_Requirements_
Find all the lines with "face" and gather them.

_Provided data_
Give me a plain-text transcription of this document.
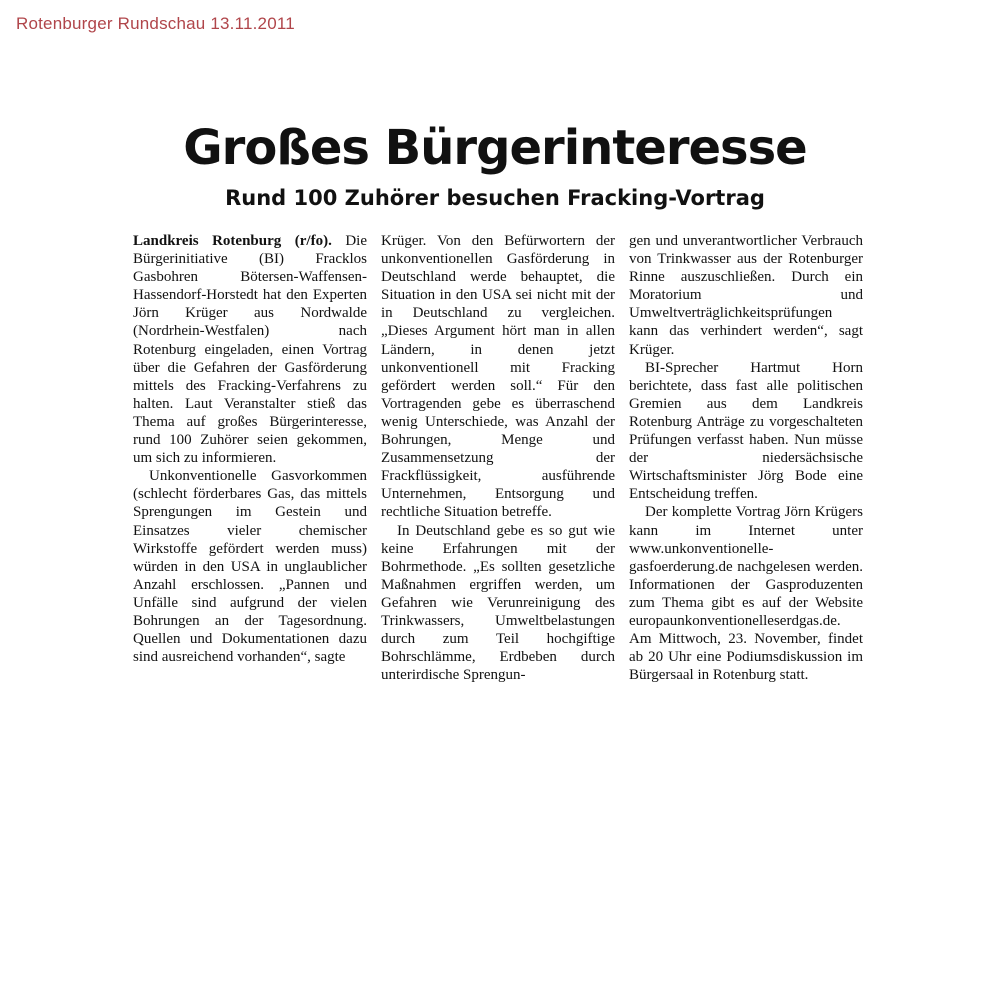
Rotenburger Rundschau 13.11.2011
Großes Bürgerinteresse
Rund 100 Zuhörer besuchen Fracking-Vortrag

Landkreis Rotenburg (r/fo). Die Bürgerinitiative (BI) Fracklos Gasbohren Bötersen-Waffensen-Hassendorf-Horstedt hat den Experten Jörn Krüger aus Nordwalde (Nordrhein-Westfalen) nach Rotenburg eingeladen, einen Vortrag über die Gefahren der Gasförderung mittels des Fracking-Verfahrens zu halten. Laut Veranstalter stieß das Thema auf großes Bürgerinteresse, rund 100 Zuhörer seien gekommen, um sich zu informieren.

Unkonventionelle Gasvorkommen (schlecht förderbares Gas, das mittels Sprengungen im Gestein und Einsatzes vieler chemischer Wirkstoffe gefördert werden muss) würden in den USA in unglaublicher Anzahl erschlossen. „Pannen und Unfälle sind aufgrund der vielen Bohrungen an der Tagesordnung. Quellen und Dokumentationen dazu sind ausreichend vorhanden“, sagte

Krüger. Von den Befürwortern der unkonventionellen Gasförderung in Deutschland werde behauptet, die Situation in den USA sei nicht mit der in Deutschland zu vergleichen. „Dieses Argument hört man in allen Ländern, in denen jetzt unkonventionell mit Fracking gefördert werden soll.“ Für den Vortragenden gebe es überraschend wenig Unterschiede, was Anzahl der Bohrungen, Menge und Zusammensetzung der Frackflüssigkeit, ausführende Unternehmen, Entsorgung und rechtliche Situation betreffe.

In Deutschland gebe es so gut wie keine Erfahrungen mit der Bohrmethode. „Es sollten gesetzliche Maßnahmen ergriffen werden, um Gefahren wie Verunreinigung des Trinkwassers, Umweltbelastungen durch zum Teil hochgiftige Bohrschlämme, Erdbeben durch unterirdische Sprengun-

gen und unverantwortlicher Verbrauch von Trinkwasser aus der Rotenburger Rinne auszuschließen. Durch ein Moratorium und Umweltverträglichkeitsprüfungen kann das verhindert werden“, sagt Krüger.

BI-Sprecher Hartmut Horn berichtete, dass fast alle politischen Gremien aus dem Landkreis Rotenburg Anträge zu vorgeschalteten Prüfungen verfasst haben. Nun müsse der niedersächsische Wirtschaftsminister Jörg Bode eine Entscheidung treffen.

Der komplette Vortrag Jörn Krügers kann im Internet unter www.unkonventionelle-gasfoerderung.de nachgelesen werden. Informationen der Gasproduzenten zum Thema gibt es auf der Website europaunkonventionelleserdgas.de. Am Mittwoch, 23. November, findet ab 20 Uhr eine Podiumsdiskussion im Bürgersaal in Rotenburg statt.
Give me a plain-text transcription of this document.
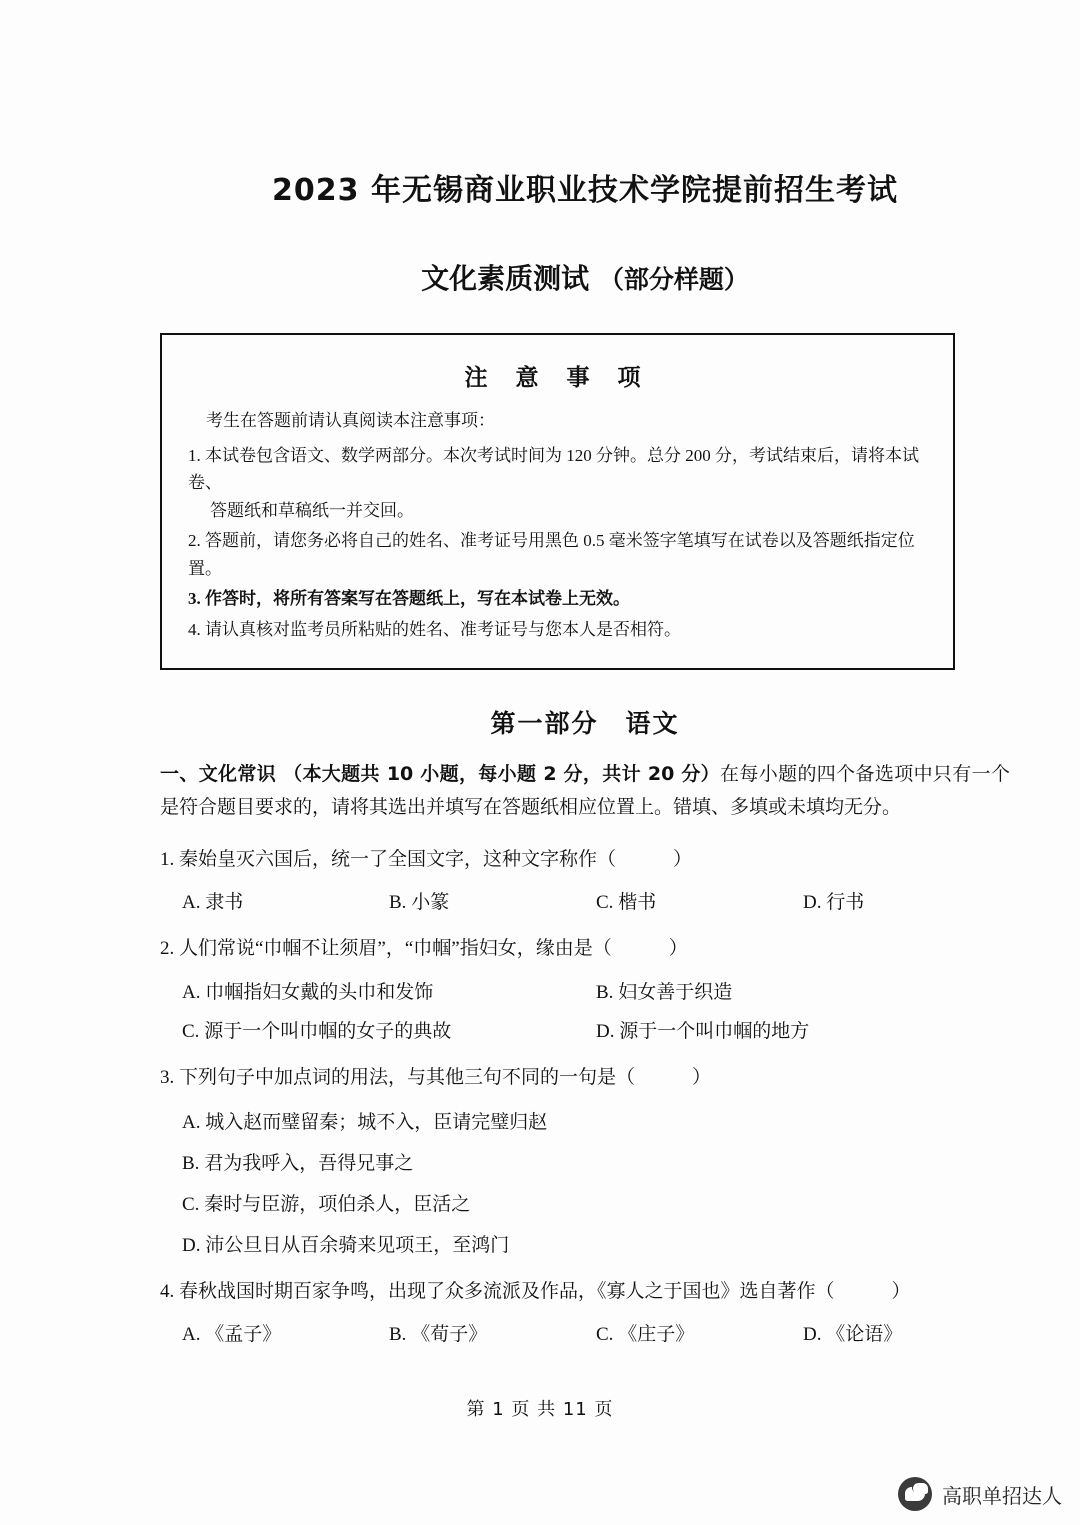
2023 年无锡商业职业技术学院提前招生考试
文化素质测试 （部分样题）
注 意 事 项
考生在答题前请认真阅读本注意事项：
1. 本试卷包含语文、数学两部分。本次考试时间为 120 分钟。总分 200 分，考试结束后，请将本试卷、
答题纸和草稿纸一并交回。
2. 答题前，请您务必将自己的姓名、准考证号用黑色 0.5 毫米签字笔填写在试卷以及答题纸指定位置。
3. 作答时，将所有答案写在答题纸上，写在本试卷上无效。
4. 请认真核对监考员所粘贴的姓名、准考证号与您本人是否相符。
第一部分　语文
一、文化常识 （本大题共 10 小题，每小题 2 分，共计 20 分）在每小题的四个备选项中只有一个是符合题目要求的，请将其选出并填写在答题纸相应位置上。错填、多填或未填均无分。
1. 秦始皇灭六国后，统一了全国文字，这种文字称作（　　　）
A. 隶书	B. 小篆	C. 楷书	D. 行书
2. 人们常说“巾帼不让须眉”，“巾帼”指妇女，缘由是（　　　）
A. 巾帼指妇女戴的头巾和发饰	B. 妇女善于织造
C. 源于一个叫巾帼的女子的典故	D. 源于一个叫巾帼的地方
3. 下列句子中加点词的用法，与其他三句不同的一句是（　　　）
A. 城入赵而璧留秦；城不入，臣请完璧归赵
B. 君为我呼入，吾得兄事之
C. 秦时与臣游，项伯杀人，臣活之
D. 沛公旦日从百余骑来见项王，至鸿门
4. 春秋战国时期百家争鸣，出现了众多流派及作品，《寡人之于国也》选自著作（　　　）
A. 《孟子》	B. 《荀子》	C. 《庄子》	D. 《论语》
第 1 页 共 11 页
高职单招达人
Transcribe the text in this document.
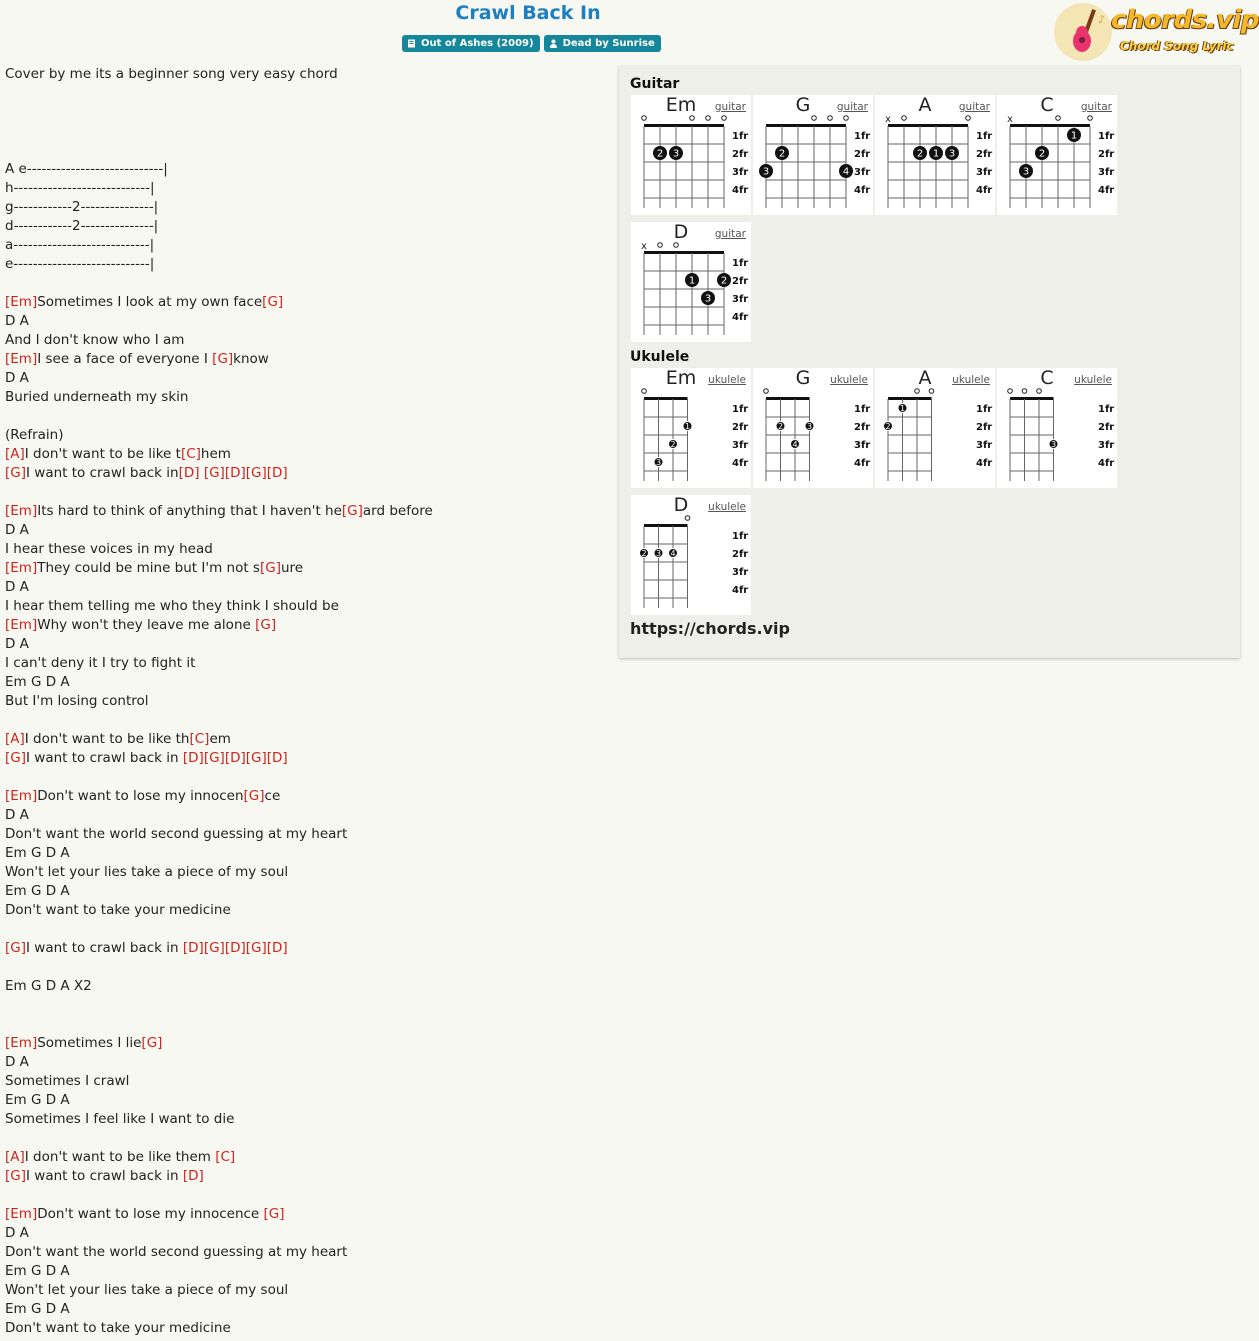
Crawl Back In
Out of Ashes (2009)	Dead by Sunrise
♪ chords.vip
Chord Song Lyric
Cover by me its a beginner song very easy chord
A e----------------------------|
h----------------------------|
g------------2---------------|
d------------2---------------|
a----------------------------|
e----------------------------|
[Em]Sometimes I look at my own face[G]
D A
And I don't know who I am
[Em]I see a face of everyone I [G]know
D A
Buried underneath my skin
(Refrain)
[A]I don't want to be like t[C]hem
[G]I want to crawl back in[D] [G][D][G][D]
[Em]Its hard to think of anything that I haven't he[G]ard before
D A
I hear these voices in my head
[Em]They could be mine but I'm not s[G]ure
D A
I hear them telling me who they think I should be
[Em]Why won't they leave me alone [G]
D A
I can't deny it I try to fight it
Em G D A
But I'm losing control
[A]I don't want to be like th[C]em
[G]I want to crawl back in [D][G][D][G][D]
[Em]Don't want to lose my innocen[G]ce
D A
Don't want the world second guessing at my heart
Em G D A
Won't let your lies take a piece of my soul
Em G D A
Don't want to take your medicine
[G]I want to crawl back in [D][G][D][G][D]
Em G D A X2
[Em]Sometimes I lie[G]
D A
Sometimes I crawl
Em G D A
Sometimes I feel like I want to die
[A]I don't want to be like them [C]
[G]I want to crawl back in [D]
[Em]Don't want to lose my innocence [G]
D A
Don't want the world second guessing at my heart
Em G D A
Won't let your lies take a piece of my soul
Em G D A
Don't want to take your medicine
Guitar
1fr
2fr
3fr
4fr
2 3
Em	guitar
1fr
2fr
3fr
4fr
2
3	4
G	guitar
1fr
2fr
3fr
4fr
x
2 1 3
A	guitar
1fr
2fr
3fr
4fr
x
1
2
3
C	guitar
1fr
2fr
3fr
4fr
x
1	2
3
D	guitar
Ukulele
1fr
2fr
3fr
4fr
1
2
3
Em	ukulele
1fr
2fr
3fr
4fr
2	3
4
G	ukulele
1fr
2fr
3fr
4fr
1
2
A	ukulele
1fr
2fr
3fr
4fr
3
C	ukulele
1fr
2fr
3fr
4fr
2 3 4
D	ukulele
https://chords.vip
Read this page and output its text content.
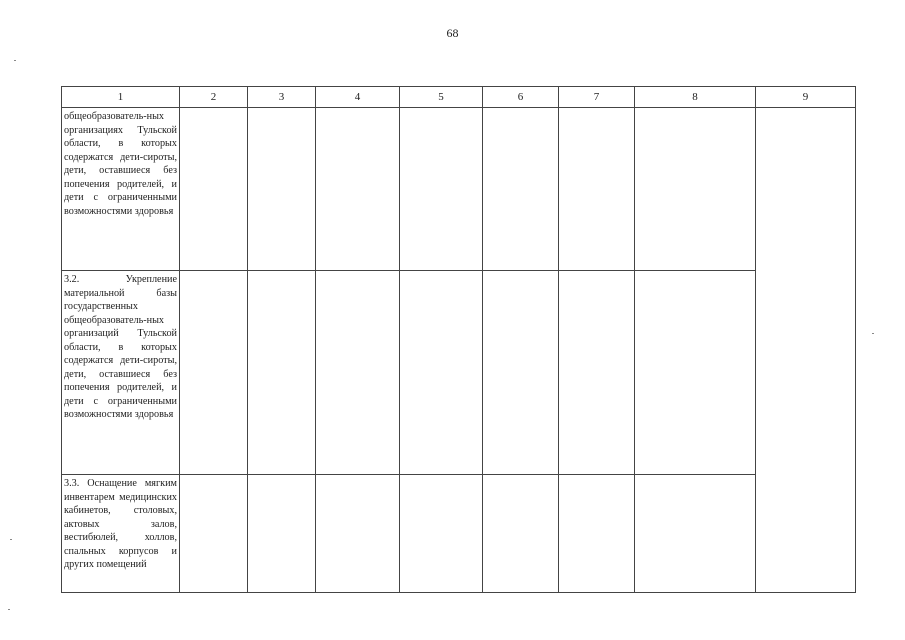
68
1	2	3	4	5	6	7	8	9
общеобразователь-ных организациях Тульской области, в которых содержатся дети-сироты, дети, оставшиеся без попечения родителей, и дети с ограниченными возможностями здоровья								
3.2. Укрепление материальной базы государственных общеобразователь-ных организаций Тульской области, в которых содержатся дети-сироты, дети, оставшиеся без попечения родителей, и дети с ограниченными возможностями здоровья								
3.3. Оснащение мягким инвентарем медицинских кабинетов, столовых, актовых залов, вестибюлей, холлов, спальных корпусов и других помещений								
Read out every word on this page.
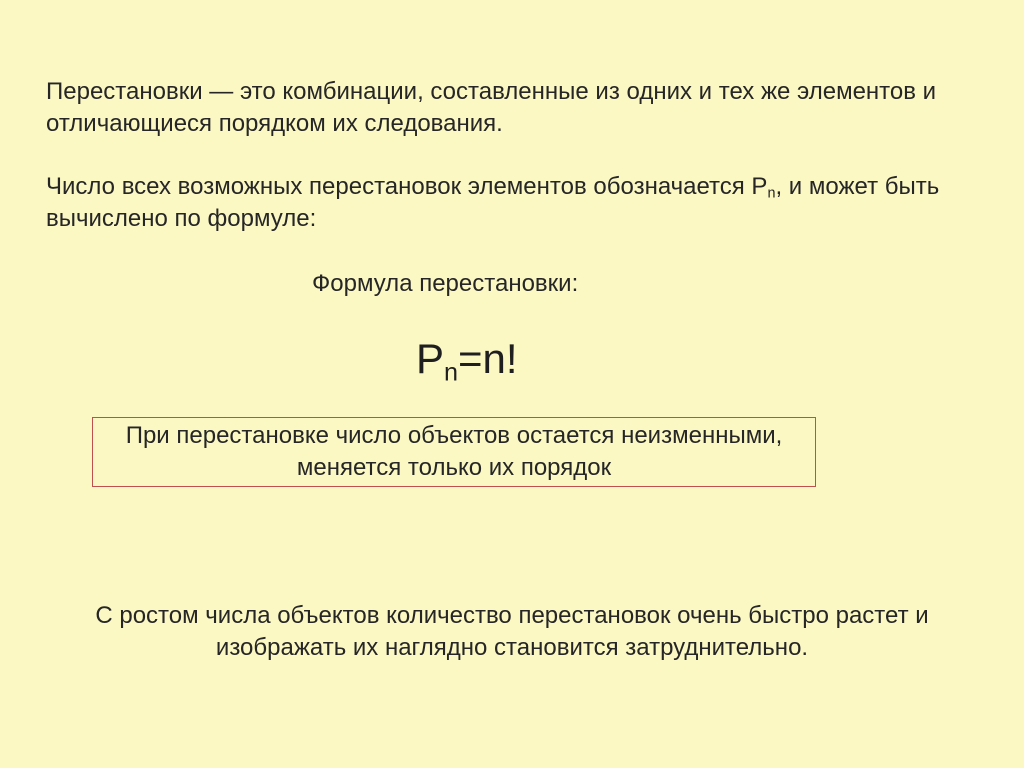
Перестановки — это комбинации, составленные из одних и тех же элементов и отличающиеся порядком их следования.

Число всех возможных перестановок элементов обозначается $Р_n$, и может быть вычислено по формуле:

Формула перестановки:
$P_n=n$!
При перестановке число объектов остается неизменными, меняется только их порядок

С ростом числа объектов количество перестановок очень быстро растет и изображать их наглядно становится затруднительно.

_Exercise result_
[Em]Sometimes I look at my own face[G]
[Em]I see a face of everyone I [G]know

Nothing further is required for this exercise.